> Your goal
Select and reproduce each line of the listing below that bears the string "days".

> Dataset content
•••
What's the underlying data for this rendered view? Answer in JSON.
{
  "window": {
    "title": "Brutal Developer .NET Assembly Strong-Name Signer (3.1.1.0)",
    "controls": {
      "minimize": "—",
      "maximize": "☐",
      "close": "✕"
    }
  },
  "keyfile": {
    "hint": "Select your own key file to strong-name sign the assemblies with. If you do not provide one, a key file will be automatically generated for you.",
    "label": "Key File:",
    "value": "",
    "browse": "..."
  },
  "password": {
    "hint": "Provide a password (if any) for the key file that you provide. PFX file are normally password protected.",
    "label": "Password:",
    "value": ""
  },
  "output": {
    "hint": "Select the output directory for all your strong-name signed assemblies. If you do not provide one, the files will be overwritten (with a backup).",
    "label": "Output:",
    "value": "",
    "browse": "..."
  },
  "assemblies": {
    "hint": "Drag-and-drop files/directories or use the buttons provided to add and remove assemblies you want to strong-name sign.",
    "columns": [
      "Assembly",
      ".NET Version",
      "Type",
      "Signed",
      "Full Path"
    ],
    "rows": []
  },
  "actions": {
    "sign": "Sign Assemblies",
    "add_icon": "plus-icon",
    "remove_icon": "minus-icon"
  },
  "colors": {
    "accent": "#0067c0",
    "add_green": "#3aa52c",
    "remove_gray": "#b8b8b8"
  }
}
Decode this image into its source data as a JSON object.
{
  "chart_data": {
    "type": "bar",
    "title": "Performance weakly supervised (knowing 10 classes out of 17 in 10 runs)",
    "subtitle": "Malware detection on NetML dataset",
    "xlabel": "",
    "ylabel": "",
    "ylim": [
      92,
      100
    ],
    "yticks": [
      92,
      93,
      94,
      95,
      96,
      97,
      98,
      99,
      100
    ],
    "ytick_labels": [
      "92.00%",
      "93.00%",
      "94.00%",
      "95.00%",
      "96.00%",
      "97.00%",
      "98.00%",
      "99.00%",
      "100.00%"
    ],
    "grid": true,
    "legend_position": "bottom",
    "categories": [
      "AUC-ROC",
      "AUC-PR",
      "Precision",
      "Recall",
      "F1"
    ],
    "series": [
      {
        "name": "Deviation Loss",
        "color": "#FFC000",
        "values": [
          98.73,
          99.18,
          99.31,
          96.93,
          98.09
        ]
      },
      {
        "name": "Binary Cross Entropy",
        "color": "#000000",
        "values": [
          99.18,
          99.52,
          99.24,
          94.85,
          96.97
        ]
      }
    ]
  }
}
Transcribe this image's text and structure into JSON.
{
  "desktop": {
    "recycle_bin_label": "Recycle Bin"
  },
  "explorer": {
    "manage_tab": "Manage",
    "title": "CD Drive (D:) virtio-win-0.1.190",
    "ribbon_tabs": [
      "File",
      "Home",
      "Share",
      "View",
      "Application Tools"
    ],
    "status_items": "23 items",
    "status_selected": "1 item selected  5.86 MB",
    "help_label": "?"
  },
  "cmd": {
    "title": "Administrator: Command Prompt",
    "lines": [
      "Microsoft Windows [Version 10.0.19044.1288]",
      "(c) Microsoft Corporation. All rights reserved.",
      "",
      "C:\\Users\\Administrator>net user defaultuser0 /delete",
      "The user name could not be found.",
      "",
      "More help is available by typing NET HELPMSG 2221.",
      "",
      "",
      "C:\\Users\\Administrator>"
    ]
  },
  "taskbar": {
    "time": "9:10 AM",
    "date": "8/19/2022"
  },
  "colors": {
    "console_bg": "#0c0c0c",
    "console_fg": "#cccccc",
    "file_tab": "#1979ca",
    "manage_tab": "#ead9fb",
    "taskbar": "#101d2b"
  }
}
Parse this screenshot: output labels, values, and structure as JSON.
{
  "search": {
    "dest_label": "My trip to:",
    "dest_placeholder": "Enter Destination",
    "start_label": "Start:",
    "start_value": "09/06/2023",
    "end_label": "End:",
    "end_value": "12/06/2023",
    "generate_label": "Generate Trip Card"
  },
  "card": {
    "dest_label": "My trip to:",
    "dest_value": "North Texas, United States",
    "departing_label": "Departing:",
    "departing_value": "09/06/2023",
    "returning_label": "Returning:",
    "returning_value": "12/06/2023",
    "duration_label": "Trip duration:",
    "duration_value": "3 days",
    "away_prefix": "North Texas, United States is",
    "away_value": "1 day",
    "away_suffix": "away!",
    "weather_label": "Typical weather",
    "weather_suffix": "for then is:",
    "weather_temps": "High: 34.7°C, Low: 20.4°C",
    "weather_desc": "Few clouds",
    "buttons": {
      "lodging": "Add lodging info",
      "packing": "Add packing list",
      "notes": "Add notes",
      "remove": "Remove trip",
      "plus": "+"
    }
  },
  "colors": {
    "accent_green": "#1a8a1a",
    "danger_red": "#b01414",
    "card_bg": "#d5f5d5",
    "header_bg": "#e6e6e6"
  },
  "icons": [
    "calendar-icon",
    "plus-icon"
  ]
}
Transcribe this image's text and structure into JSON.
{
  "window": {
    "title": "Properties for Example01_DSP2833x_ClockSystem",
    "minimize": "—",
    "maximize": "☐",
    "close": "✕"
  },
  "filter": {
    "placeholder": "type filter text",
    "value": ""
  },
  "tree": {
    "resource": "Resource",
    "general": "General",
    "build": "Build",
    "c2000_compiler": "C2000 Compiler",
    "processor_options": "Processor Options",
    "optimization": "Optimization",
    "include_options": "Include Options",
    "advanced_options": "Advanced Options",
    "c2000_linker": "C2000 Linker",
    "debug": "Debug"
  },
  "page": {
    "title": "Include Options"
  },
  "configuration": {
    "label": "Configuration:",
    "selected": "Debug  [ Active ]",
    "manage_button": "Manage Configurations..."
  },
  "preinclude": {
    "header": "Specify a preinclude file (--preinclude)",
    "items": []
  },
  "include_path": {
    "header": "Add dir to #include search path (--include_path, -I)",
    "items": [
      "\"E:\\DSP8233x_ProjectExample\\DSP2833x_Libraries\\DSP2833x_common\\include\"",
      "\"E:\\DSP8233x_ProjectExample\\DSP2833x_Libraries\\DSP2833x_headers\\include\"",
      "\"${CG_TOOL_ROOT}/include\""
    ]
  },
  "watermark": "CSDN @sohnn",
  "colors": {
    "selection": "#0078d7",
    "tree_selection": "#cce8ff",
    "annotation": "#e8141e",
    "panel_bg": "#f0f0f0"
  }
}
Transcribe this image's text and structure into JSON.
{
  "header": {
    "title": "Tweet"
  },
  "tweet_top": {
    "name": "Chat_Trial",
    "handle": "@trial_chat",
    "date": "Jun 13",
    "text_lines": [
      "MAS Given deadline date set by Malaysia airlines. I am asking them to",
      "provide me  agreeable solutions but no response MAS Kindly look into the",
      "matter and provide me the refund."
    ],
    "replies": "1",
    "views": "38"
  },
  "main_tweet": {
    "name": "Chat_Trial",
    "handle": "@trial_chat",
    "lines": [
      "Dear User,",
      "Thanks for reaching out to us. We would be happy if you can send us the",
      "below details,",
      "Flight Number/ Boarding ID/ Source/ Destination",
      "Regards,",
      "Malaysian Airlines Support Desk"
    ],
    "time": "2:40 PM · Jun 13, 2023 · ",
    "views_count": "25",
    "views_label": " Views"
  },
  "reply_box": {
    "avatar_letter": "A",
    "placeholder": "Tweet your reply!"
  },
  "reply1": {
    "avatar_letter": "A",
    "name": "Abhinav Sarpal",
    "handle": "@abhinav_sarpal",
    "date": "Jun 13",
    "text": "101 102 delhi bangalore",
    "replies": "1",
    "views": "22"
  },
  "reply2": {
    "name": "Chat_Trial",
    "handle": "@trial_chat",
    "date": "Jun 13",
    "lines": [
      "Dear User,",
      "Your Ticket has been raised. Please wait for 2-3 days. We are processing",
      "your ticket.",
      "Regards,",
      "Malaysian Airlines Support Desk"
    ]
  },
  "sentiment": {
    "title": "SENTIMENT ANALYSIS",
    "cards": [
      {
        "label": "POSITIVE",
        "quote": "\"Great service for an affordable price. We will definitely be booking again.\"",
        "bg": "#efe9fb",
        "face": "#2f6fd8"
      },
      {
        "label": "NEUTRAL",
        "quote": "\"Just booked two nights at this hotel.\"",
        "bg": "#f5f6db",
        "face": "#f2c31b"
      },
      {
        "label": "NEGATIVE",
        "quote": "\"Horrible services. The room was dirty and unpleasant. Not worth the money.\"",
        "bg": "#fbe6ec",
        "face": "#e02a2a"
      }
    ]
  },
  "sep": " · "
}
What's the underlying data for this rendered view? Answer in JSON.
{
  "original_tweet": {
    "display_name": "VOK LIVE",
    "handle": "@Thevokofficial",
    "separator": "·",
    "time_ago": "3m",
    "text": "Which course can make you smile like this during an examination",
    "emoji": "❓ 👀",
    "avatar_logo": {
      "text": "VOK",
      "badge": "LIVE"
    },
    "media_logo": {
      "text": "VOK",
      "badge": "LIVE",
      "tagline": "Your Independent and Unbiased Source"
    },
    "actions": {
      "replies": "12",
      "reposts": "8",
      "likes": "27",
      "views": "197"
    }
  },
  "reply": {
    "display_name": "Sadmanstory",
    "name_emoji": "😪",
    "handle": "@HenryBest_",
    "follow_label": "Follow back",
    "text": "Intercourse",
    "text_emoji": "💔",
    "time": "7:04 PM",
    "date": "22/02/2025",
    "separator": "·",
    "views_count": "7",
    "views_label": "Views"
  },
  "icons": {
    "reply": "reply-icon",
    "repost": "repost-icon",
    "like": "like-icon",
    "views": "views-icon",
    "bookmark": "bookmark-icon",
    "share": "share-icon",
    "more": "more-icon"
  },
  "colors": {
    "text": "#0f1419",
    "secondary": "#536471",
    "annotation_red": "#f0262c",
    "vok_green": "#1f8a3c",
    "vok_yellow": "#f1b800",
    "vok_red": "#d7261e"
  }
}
•••
> Final result
    "duration_value": "3 days",
      "Your Ticket has been raised. Please wait for 2-3 days. We are processing",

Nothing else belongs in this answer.